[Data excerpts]
::::::
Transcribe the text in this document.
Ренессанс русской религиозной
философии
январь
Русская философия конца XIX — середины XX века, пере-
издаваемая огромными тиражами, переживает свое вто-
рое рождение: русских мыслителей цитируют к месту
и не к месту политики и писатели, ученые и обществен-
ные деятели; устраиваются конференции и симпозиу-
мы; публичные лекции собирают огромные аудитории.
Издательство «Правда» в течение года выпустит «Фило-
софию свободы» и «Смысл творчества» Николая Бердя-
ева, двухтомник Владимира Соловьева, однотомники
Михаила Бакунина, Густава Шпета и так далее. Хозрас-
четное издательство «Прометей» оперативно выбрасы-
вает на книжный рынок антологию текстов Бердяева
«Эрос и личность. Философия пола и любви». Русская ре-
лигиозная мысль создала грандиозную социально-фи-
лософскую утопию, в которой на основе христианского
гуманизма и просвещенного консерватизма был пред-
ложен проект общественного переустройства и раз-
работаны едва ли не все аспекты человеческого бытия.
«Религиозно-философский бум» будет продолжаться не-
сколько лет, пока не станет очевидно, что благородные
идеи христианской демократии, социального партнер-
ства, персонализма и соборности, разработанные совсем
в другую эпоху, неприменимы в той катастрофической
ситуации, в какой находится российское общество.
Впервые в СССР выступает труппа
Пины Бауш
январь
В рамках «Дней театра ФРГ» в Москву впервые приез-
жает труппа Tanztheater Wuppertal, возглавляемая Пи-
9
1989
::::::
WHAT IS NEEDED
Output the entries verbatim.

RESULT OF THIS EXERCISE
Transcribe the text in this document.
Ренессанс русской религиозной
философии
январь
Русская философия конца XIX — середины XX века, пере-
издаваемая огромными тиражами, переживает свое вто-
рое рождение: русских мыслителей цитируют к месту
и не к месту политики и писатели, ученые и обществен-
ные деятели; устраиваются конференции и симпозиу-
мы; публичные лекции собирают огромные аудитории.
Издательство «Правда» в течение года выпустит «Фило-
софию свободы» и «Смысл творчества» Николая Бердя-
ева, двухтомник Владимира Соловьева, однотомники
Михаила Бакунина, Густава Шпета и так далее. Хозрас-
четное издательство «Прометей» оперативно выбрасы-
вает на книжный рынок антологию текстов Бердяева
«Эрос и личность. Философия пола и любви». Русская ре-
лигиозная мысль создала грандиозную социально-фи-
лософскую утопию, в которой на основе христианского
гуманизма и просвещенного консерватизма был пред-
ложен проект общественного переустройства и раз-
работаны едва ли не все аспекты человеческого бытия.
«Религиозно-философский бум» будет продолжаться не-
сколько лет, пока не станет очевидно, что благородные
идеи христианской демократии, социального партнер-
ства, персонализма и соборности, разработанные совсем
в другую эпоху, неприменимы в той катастрофической
ситуации, в какой находится российское общество.
Впервые в СССР выступает труппа
Пины Бауш
январь
В рамках «Дней театра ФРГ» в Москву впервые приез-
жает труппа Tanztheater Wuppertal, возглавляемая Пи-
9
1989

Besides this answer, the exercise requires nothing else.